◆ EXERCISE GOAL:
Lines containing the string "data" are to be collected in full.

[Records]
+--
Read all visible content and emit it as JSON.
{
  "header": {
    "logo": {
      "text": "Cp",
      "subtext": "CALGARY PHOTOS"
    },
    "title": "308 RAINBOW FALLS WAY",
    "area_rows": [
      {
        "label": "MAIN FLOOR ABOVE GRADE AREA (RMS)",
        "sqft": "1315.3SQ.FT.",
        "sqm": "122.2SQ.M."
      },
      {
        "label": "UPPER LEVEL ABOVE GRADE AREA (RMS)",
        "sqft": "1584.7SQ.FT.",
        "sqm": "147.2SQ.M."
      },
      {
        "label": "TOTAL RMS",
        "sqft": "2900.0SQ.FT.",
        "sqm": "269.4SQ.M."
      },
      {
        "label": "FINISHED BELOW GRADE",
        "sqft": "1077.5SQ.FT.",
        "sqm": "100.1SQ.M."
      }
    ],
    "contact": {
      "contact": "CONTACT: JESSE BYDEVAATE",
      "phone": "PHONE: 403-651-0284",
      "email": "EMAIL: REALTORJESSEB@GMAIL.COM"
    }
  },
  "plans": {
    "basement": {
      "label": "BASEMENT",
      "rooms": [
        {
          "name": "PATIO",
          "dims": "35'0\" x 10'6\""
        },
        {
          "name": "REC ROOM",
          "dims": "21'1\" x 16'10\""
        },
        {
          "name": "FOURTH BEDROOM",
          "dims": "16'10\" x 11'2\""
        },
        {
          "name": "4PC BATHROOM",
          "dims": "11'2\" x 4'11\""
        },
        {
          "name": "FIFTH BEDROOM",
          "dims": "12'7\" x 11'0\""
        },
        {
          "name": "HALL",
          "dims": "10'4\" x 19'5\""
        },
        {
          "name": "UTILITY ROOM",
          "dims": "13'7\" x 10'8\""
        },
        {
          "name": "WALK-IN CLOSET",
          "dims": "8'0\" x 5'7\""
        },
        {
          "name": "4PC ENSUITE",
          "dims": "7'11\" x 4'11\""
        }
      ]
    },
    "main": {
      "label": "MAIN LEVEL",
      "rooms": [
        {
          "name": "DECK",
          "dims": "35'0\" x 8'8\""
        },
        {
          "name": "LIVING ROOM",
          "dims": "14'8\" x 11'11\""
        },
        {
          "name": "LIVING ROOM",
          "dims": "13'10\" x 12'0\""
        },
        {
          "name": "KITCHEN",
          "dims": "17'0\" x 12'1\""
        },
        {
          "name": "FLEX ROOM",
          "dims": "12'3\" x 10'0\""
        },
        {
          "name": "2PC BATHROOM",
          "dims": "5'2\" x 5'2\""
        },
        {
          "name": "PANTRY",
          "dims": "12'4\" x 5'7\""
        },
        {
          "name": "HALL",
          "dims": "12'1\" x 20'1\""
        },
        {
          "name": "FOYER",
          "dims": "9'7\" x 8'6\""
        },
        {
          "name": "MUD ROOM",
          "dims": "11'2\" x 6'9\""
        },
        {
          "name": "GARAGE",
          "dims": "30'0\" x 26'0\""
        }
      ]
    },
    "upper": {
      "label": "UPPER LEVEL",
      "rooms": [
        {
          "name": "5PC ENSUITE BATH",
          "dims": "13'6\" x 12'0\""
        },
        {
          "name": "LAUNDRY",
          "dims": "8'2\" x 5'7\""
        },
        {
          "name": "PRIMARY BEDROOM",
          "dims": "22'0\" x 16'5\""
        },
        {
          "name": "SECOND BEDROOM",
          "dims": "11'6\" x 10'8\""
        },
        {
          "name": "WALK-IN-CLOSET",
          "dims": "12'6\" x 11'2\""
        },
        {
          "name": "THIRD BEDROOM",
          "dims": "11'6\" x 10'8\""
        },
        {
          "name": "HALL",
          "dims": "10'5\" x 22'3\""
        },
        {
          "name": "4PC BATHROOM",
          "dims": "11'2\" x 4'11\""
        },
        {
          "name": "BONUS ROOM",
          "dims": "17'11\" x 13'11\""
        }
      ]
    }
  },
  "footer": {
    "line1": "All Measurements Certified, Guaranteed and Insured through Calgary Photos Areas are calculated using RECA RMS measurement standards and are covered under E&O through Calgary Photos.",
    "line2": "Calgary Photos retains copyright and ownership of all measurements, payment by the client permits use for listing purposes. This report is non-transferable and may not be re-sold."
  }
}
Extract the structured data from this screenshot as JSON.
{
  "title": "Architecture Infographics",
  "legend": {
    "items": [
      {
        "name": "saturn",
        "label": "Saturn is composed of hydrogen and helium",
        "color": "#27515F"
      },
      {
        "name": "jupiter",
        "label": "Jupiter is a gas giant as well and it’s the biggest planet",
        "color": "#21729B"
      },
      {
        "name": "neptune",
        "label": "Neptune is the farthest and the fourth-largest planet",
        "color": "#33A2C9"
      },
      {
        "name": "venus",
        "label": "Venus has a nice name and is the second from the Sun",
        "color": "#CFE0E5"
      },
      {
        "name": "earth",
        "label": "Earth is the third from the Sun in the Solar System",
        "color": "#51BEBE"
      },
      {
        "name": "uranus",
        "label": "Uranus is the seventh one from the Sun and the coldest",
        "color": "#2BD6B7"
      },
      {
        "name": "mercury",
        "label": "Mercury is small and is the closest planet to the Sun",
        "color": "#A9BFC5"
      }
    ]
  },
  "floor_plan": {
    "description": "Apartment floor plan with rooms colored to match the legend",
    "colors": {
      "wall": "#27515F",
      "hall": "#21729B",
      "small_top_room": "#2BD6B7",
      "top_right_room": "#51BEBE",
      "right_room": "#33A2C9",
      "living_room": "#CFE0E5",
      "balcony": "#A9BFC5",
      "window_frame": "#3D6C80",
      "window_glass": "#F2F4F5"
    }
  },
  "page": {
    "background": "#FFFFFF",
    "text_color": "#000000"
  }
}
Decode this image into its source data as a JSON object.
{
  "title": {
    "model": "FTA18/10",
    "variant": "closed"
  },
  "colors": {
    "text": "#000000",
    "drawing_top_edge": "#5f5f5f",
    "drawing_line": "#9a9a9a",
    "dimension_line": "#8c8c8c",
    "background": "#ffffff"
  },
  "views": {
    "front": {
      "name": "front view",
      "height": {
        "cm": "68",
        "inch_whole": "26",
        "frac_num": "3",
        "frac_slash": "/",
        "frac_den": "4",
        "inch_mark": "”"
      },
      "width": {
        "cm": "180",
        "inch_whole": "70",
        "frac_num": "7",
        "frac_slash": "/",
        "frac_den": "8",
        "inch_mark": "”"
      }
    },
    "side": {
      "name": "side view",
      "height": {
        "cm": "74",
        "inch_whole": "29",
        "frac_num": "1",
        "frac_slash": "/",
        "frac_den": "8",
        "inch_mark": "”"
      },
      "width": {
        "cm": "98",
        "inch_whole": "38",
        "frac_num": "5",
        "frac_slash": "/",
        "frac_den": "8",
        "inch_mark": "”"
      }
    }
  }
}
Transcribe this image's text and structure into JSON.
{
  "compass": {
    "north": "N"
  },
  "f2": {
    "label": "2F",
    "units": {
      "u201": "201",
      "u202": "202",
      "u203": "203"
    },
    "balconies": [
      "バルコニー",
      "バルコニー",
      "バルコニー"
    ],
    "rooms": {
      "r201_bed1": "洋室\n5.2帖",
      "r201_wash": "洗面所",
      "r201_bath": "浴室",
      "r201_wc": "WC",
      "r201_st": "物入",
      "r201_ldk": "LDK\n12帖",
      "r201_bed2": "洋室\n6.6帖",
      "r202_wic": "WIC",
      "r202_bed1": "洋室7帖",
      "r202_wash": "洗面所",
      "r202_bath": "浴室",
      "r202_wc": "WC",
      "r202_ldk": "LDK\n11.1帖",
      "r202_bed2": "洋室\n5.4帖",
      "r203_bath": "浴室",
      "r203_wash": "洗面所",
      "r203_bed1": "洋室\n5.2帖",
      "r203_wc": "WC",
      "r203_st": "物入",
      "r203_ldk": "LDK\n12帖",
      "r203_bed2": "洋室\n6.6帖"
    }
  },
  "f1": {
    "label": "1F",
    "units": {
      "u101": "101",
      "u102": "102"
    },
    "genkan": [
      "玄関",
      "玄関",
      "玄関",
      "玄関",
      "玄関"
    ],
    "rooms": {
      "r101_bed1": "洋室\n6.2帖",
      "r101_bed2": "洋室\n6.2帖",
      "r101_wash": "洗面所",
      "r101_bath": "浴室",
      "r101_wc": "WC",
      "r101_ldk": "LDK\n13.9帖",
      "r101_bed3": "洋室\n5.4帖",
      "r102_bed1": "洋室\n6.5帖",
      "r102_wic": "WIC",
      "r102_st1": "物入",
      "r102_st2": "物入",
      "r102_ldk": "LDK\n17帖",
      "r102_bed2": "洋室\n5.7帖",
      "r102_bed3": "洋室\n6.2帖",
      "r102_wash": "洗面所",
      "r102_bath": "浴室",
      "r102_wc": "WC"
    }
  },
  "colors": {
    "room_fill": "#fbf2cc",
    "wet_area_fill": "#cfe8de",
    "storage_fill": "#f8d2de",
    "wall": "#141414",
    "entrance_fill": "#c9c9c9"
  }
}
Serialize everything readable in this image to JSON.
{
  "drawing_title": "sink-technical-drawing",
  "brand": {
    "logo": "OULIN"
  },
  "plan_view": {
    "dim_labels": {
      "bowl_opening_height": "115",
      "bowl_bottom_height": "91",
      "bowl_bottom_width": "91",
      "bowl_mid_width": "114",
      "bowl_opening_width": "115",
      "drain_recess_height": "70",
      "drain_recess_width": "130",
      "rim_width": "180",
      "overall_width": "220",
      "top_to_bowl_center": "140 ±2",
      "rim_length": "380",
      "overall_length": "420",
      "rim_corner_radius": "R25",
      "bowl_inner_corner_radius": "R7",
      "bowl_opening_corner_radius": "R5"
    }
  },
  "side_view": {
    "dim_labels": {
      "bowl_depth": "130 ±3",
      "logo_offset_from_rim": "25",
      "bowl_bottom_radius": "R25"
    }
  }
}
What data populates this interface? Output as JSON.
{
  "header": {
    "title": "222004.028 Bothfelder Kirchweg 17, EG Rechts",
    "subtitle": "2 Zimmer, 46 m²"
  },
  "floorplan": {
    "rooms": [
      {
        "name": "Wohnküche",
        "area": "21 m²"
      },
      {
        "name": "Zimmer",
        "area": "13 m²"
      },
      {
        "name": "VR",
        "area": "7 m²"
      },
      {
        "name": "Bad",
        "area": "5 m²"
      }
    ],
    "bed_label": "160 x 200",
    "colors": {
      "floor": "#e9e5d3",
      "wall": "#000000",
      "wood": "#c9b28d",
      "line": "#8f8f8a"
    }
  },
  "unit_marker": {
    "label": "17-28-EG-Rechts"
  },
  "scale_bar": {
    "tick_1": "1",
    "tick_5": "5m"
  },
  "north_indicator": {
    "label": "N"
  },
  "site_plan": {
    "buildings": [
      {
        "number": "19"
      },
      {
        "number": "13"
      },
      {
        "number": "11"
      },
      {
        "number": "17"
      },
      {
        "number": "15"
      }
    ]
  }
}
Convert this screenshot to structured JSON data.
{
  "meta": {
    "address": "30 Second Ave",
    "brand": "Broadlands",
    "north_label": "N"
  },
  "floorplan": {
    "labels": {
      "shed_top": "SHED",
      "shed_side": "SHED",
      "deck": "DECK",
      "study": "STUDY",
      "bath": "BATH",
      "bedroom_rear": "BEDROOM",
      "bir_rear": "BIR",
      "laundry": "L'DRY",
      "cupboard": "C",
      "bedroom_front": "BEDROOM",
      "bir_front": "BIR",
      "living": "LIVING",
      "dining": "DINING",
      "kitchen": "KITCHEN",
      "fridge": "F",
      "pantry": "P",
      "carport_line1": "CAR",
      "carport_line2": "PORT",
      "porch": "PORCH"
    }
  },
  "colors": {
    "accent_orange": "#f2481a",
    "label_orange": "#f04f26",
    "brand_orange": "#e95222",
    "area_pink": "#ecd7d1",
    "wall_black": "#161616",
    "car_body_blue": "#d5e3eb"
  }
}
+--
◆ EXERCISE SOLUTION:
Extract the structured data from this screenshot as JSON.
Decode this image into its source data as a JSON object.
What data populates this interface? Output as JSON.
Convert this screenshot to structured JSON data.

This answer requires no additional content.